Extracts from a graphics dataset

· · ·

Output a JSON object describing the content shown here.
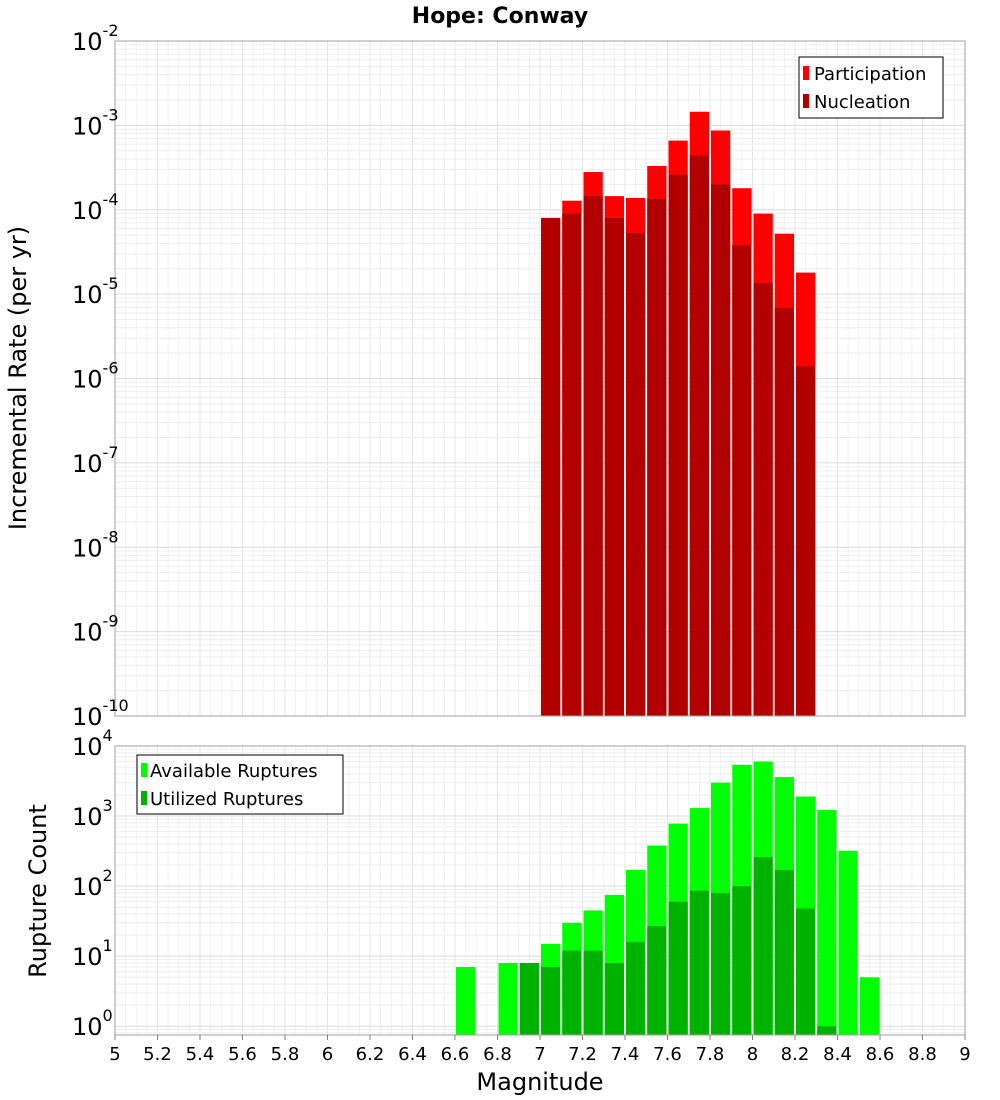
{
  "title": "Hope: Conway",
  "chart_data": [
    {
      "type": "bar",
      "ylabel": "Incremental Rate (per yr)",
      "yscale": "log",
      "ylim": [
        1e-10,
        0.01
      ],
      "ytick_exponents": [
        "-10",
        "-9",
        "-8",
        "-7",
        "-6",
        "-5",
        "-4",
        "-3",
        "-2"
      ],
      "xlim": [
        5,
        9
      ],
      "bar_width": 0.1,
      "grid": true,
      "legend_position": "top-right",
      "series": [
        {
          "name": "Participation",
          "color": "#ff0000",
          "x": [
            7.05,
            7.15,
            7.25,
            7.35,
            7.45,
            7.55,
            7.65,
            7.75,
            7.85,
            7.95,
            8.05,
            8.15,
            8.25
          ],
          "values": [
            8e-05,
            0.000128,
            0.00028,
            0.000145,
            0.000138,
            0.00033,
            0.00066,
            0.00145,
            0.00087,
            0.00018,
            9e-05,
            5.2e-05,
            1.8e-05
          ]
        },
        {
          "name": "Nucleation",
          "color": "#b20000",
          "x": [
            7.05,
            7.15,
            7.25,
            7.35,
            7.45,
            7.55,
            7.65,
            7.75,
            7.85,
            7.95,
            8.05,
            8.15,
            8.25
          ],
          "values": [
            8e-05,
            9e-05,
            0.000145,
            8e-05,
            5.3e-05,
            0.000135,
            0.00026,
            0.00044,
            0.0002,
            3.8e-05,
            1.35e-05,
            6.9e-06,
            1.4e-06
          ]
        }
      ]
    },
    {
      "type": "bar",
      "xlabel": "Magnitude",
      "ylabel": "Rupture Count",
      "yscale": "log",
      "ylim": [
        0.75,
        10000
      ],
      "ytick_exponents": [
        "0",
        "1",
        "2",
        "3",
        "4"
      ],
      "xlim": [
        5,
        9
      ],
      "xticks": [
        "5",
        "5.2",
        "5.4",
        "5.6",
        "5.8",
        "6",
        "6.2",
        "6.4",
        "6.6",
        "6.8",
        "7",
        "7.2",
        "7.4",
        "7.6",
        "7.8",
        "8",
        "8.2",
        "8.4",
        "8.6",
        "8.8",
        "9"
      ],
      "bar_width": 0.1,
      "grid": true,
      "legend_position": "top-left",
      "series": [
        {
          "name": "Available Ruptures",
          "color": "#00ff00",
          "x": [
            6.65,
            6.85,
            6.95,
            7.05,
            7.15,
            7.25,
            7.35,
            7.45,
            7.55,
            7.65,
            7.75,
            7.85,
            7.95,
            8.05,
            8.15,
            8.25,
            8.35,
            8.45,
            8.55
          ],
          "values": [
            7,
            8,
            8,
            15,
            30,
            45,
            75,
            170,
            380,
            780,
            1300,
            3000,
            5400,
            6000,
            3600,
            1900,
            1220,
            320,
            5
          ]
        },
        {
          "name": "Utilized Ruptures",
          "color": "#00b200",
          "x": [
            6.95,
            7.05,
            7.15,
            7.25,
            7.35,
            7.45,
            7.55,
            7.65,
            7.75,
            7.85,
            7.95,
            8.05,
            8.15,
            8.25,
            8.35
          ],
          "values": [
            8,
            7,
            12,
            12,
            8,
            16,
            27,
            60,
            86,
            80,
            100,
            260,
            170,
            48,
            1
          ]
        }
      ]
    }
  ]
}
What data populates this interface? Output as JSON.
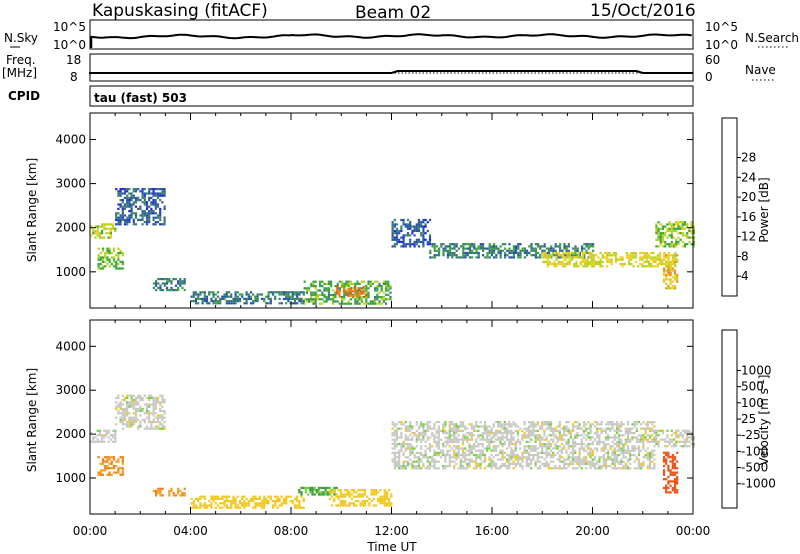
{
  "header": {
    "station": "Kapuskasing (fitACF)",
    "beam": "Beam 02",
    "date": "15/Oct/2016"
  },
  "strips": {
    "nsky_label": "N.Sky",
    "nsearch_label": "N.Search",
    "freq_label_1": "Freq.",
    "freq_label_2": "[MHz]",
    "nave_label": "Nave",
    "cpid_label": "CPID",
    "cpid_value": "tau (fast) 503",
    "noise_ticks_left": [
      "10^5",
      "10^0"
    ],
    "noise_ticks_right": [
      "10^5",
      "10^0"
    ],
    "freq_ticks": [
      "18",
      "8"
    ],
    "nave_ticks": [
      "60",
      "0"
    ]
  },
  "axes": {
    "xlabel": "Time UT",
    "ylabel": "Slant Range [km]",
    "x_tick_labels": [
      "00:00",
      "04:00",
      "08:00",
      "12:00",
      "16:00",
      "20:00",
      "00:00"
    ],
    "x_ticks_hours": [
      0,
      4,
      8,
      12,
      16,
      20,
      24
    ],
    "xlim_hours": [
      0,
      24
    ],
    "ylim_km": [
      180,
      4600
    ],
    "y_ticks": [
      1000,
      2000,
      3000,
      4000
    ],
    "y_tick_labels": [
      "1000",
      "2000",
      "3000",
      "4000"
    ]
  },
  "colorbars": {
    "power": {
      "label": "Power [dB]",
      "tick_labels": [
        "4",
        "8",
        "12",
        "16",
        "20",
        "24",
        "28"
      ],
      "colors": [
        "#1f1fe6",
        "#2653a8",
        "#3b7f6a",
        "#39a63a",
        "#b5d21e",
        "#f2cc20",
        "#f28a17",
        "#e86218",
        "#e81c12"
      ]
    },
    "velocity": {
      "label": "Velocity [m s",
      "label_sup": "-1",
      "label_end": "]",
      "tick_labels": [
        "1000",
        "500",
        "100",
        "25",
        "-25",
        "-100",
        "-500",
        "-1000"
      ],
      "colors": [
        "#1a3fc2",
        "#2d5fb0",
        "#2a7a66",
        "#3d9a3f",
        "#74d23e",
        "#c8c8c3",
        "#f3c81e",
        "#f2a020",
        "#f07d18",
        "#ea4f14",
        "#e5160e"
      ]
    }
  },
  "chart_data": [
    {
      "type": "heatmap",
      "title": "Power",
      "xlabel": "Time UT",
      "ylabel": "Slant Range [km]",
      "xlim": [
        0,
        24
      ],
      "ylim": [
        180,
        4600
      ],
      "scatter_regions": [
        {
          "t0": 0.0,
          "t1": 1.0,
          "r0": 1800,
          "r1": 2100,
          "value_db": 18
        },
        {
          "t0": 0.3,
          "t1": 1.3,
          "r0": 1100,
          "r1": 1550,
          "value_db": 16
        },
        {
          "t0": 1.0,
          "t1": 3.0,
          "r0": 2100,
          "r1": 2900,
          "value_db": 7
        },
        {
          "t0": 2.5,
          "t1": 3.8,
          "r0": 580,
          "r1": 860,
          "value_db": 10
        },
        {
          "t0": 4.0,
          "t1": 8.5,
          "r0": 300,
          "r1": 560,
          "value_db": 9
        },
        {
          "t0": 8.5,
          "t1": 12.0,
          "r0": 300,
          "r1": 800,
          "value_db": 14
        },
        {
          "t0": 9.8,
          "t1": 11.0,
          "r0": 480,
          "r1": 680,
          "value_db": 28
        },
        {
          "t0": 12.0,
          "t1": 13.5,
          "r0": 1600,
          "r1": 2200,
          "value_db": 6
        },
        {
          "t0": 13.5,
          "t1": 20.0,
          "r0": 1350,
          "r1": 1650,
          "value_db": 10
        },
        {
          "t0": 18.0,
          "t1": 23.3,
          "r0": 1150,
          "r1": 1450,
          "value_db": 20
        },
        {
          "t0": 22.5,
          "t1": 24.0,
          "r0": 1600,
          "r1": 2150,
          "value_db": 17
        },
        {
          "t0": 22.8,
          "t1": 23.4,
          "r0": 650,
          "r1": 1400,
          "value_db": 22
        }
      ]
    },
    {
      "type": "heatmap",
      "title": "Velocity",
      "xlabel": "Time UT",
      "ylabel": "Slant Range [km]",
      "xlim": [
        0,
        24
      ],
      "ylim": [
        180,
        4600
      ],
      "scatter_regions": [
        {
          "t0": 0.0,
          "t1": 1.0,
          "r0": 1800,
          "r1": 2100,
          "value_ms": 0
        },
        {
          "t0": 0.3,
          "t1": 1.3,
          "r0": 1050,
          "r1": 1500,
          "value_ms": -300
        },
        {
          "t0": 1.0,
          "t1": 3.0,
          "r0": 2100,
          "r1": 2900,
          "value_ms": 0
        },
        {
          "t0": 2.5,
          "t1": 3.8,
          "r0": 580,
          "r1": 780,
          "value_ms": -300
        },
        {
          "t0": 4.0,
          "t1": 8.5,
          "r0": 300,
          "r1": 600,
          "value_ms": -60
        },
        {
          "t0": 8.2,
          "t1": 9.8,
          "r0": 600,
          "r1": 800,
          "value_ms": 60
        },
        {
          "t0": 9.5,
          "t1": 12.0,
          "r0": 350,
          "r1": 750,
          "value_ms": -60
        },
        {
          "t0": 12.0,
          "t1": 22.5,
          "r0": 1200,
          "r1": 2300,
          "value_ms": 0
        },
        {
          "t0": 22.5,
          "t1": 24.0,
          "r0": 1700,
          "r1": 2100,
          "value_ms": 0
        },
        {
          "t0": 22.8,
          "t1": 23.4,
          "r0": 650,
          "r1": 1600,
          "value_ms": -700
        }
      ]
    }
  ]
}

· · ·

▸ TASK OBJECTIVE: Scan the material for lines with the word "JSON", and copy each line you find.

▸ EXERCISE RESPONSE:
Output a JSON object describing the content shown here.
What data populates this interface? Output as JSON.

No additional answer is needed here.